◆ **Given task**: Please output the records below in full, exactly as given, but without the images.

◆ **Extracted information**:

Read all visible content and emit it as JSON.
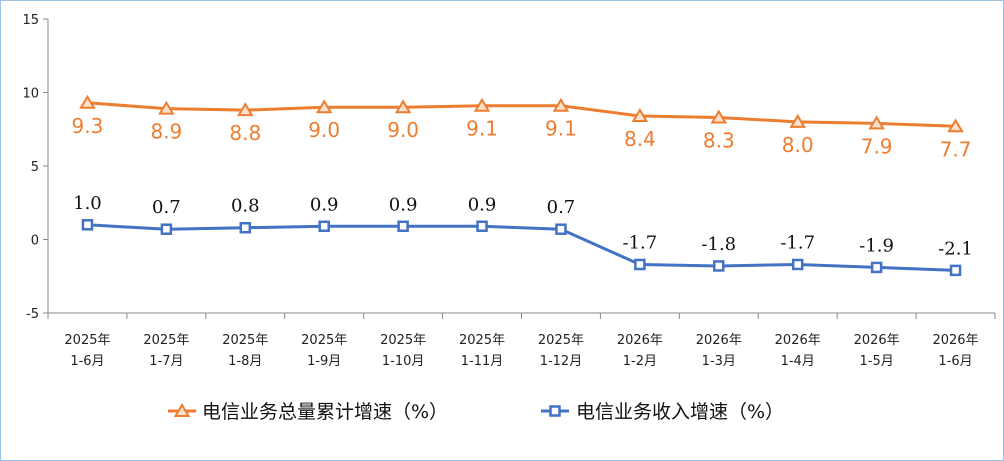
{
  "chart_data": {
    "type": "line",
    "categories": [
      [
        "2025年",
        "1-6月"
      ],
      [
        "2025年",
        "1-7月"
      ],
      [
        "2025年",
        "1-8月"
      ],
      [
        "2025年",
        "1-9月"
      ],
      [
        "2025年",
        "1-10月"
      ],
      [
        "2025年",
        "1-11月"
      ],
      [
        "2025年",
        "1-12月"
      ],
      [
        "2026年",
        "1-2月"
      ],
      [
        "2026年",
        "1-3月"
      ],
      [
        "2026年",
        "1-4月"
      ],
      [
        "2026年",
        "1-5月"
      ],
      [
        "2026年",
        "1-6月"
      ]
    ],
    "series": [
      {
        "name": "电信业务总量累计增速（%）",
        "color": "#ed7d31",
        "marker": "triangle",
        "values": [
          9.3,
          8.9,
          8.8,
          9.0,
          9.0,
          9.1,
          9.1,
          8.4,
          8.3,
          8.0,
          7.9,
          7.7
        ],
        "labels": [
          "9.3",
          "8.9",
          "8.8",
          "9.0",
          "9.0",
          "9.1",
          "9.1",
          "8.4",
          "8.3",
          "8.0",
          "7.9",
          "7.7"
        ]
      },
      {
        "name": "电信业务收入增速（%）",
        "color": "#4472c4",
        "marker": "square",
        "values": [
          1.0,
          0.7,
          0.8,
          0.9,
          0.9,
          0.9,
          0.7,
          -1.7,
          -1.8,
          -1.7,
          -1.9,
          -2.1
        ],
        "labels": [
          "1.0",
          "0.7",
          "0.8",
          "0.9",
          "0.9",
          "0.9",
          "0.7",
          "-1.7",
          "-1.8",
          "-1.7",
          "-1.9",
          "-2.1"
        ]
      }
    ],
    "ylim": [
      -5,
      15
    ],
    "yticks": [
      -5,
      0,
      5,
      10,
      15
    ],
    "ytick_labels": [
      "-5",
      "0",
      "5",
      "10",
      "15"
    ],
    "grid": false,
    "legend_position": "bottom",
    "title": "",
    "xlabel": "",
    "ylabel": ""
  }
}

◆ **Result below**:
Read all visible content and emit it as JSON.
{
  "chart_data": {
    "type": "line",
    "categories": [
      [
        "2025年",
        "1-6月"
      ],
      [
        "2025年",
        "1-7月"
      ],
      [
        "2025年",
        "1-8月"
      ],
      [
        "2025年",
        "1-9月"
      ],
      [
        "2025年",
        "1-10月"
      ],
      [
        "2025年",
        "1-11月"
      ],
      [
        "2025年",
        "1-12月"
      ],
      [
        "2026年",
        "1-2月"
      ],
      [
        "2026年",
        "1-3月"
      ],
      [
        "2026年",
        "1-4月"
      ],
      [
        "2026年",
        "1-5月"
      ],
      [
        "2026年",
        "1-6月"
      ]
    ],
    "series": [
      {
        "name": "电信业务总量累计增速（%）",
        "color": "#ed7d31",
        "marker": "triangle",
        "values": [
          9.3,
          8.9,
          8.8,
          9.0,
          9.0,
          9.1,
          9.1,
          8.4,
          8.3,
          8.0,
          7.9,
          7.7
        ],
        "labels": [
          "9.3",
          "8.9",
          "8.8",
          "9.0",
          "9.0",
          "9.1",
          "9.1",
          "8.4",
          "8.3",
          "8.0",
          "7.9",
          "7.7"
        ]
      },
      {
        "name": "电信业务收入增速（%）",
        "color": "#4472c4",
        "marker": "square",
        "values": [
          1.0,
          0.7,
          0.8,
          0.9,
          0.9,
          0.9,
          0.7,
          -1.7,
          -1.8,
          -1.7,
          -1.9,
          -2.1
        ],
        "labels": [
          "1.0",
          "0.7",
          "0.8",
          "0.9",
          "0.9",
          "0.9",
          "0.7",
          "-1.7",
          "-1.8",
          "-1.7",
          "-1.9",
          "-2.1"
        ]
      }
    ],
    "ylim": [
      -5,
      15
    ],
    "yticks": [
      -5,
      0,
      5,
      10,
      15
    ],
    "ytick_labels": [
      "-5",
      "0",
      "5",
      "10",
      "15"
    ],
    "grid": false,
    "legend_position": "bottom",
    "title": "",
    "xlabel": "",
    "ylabel": ""
  }
}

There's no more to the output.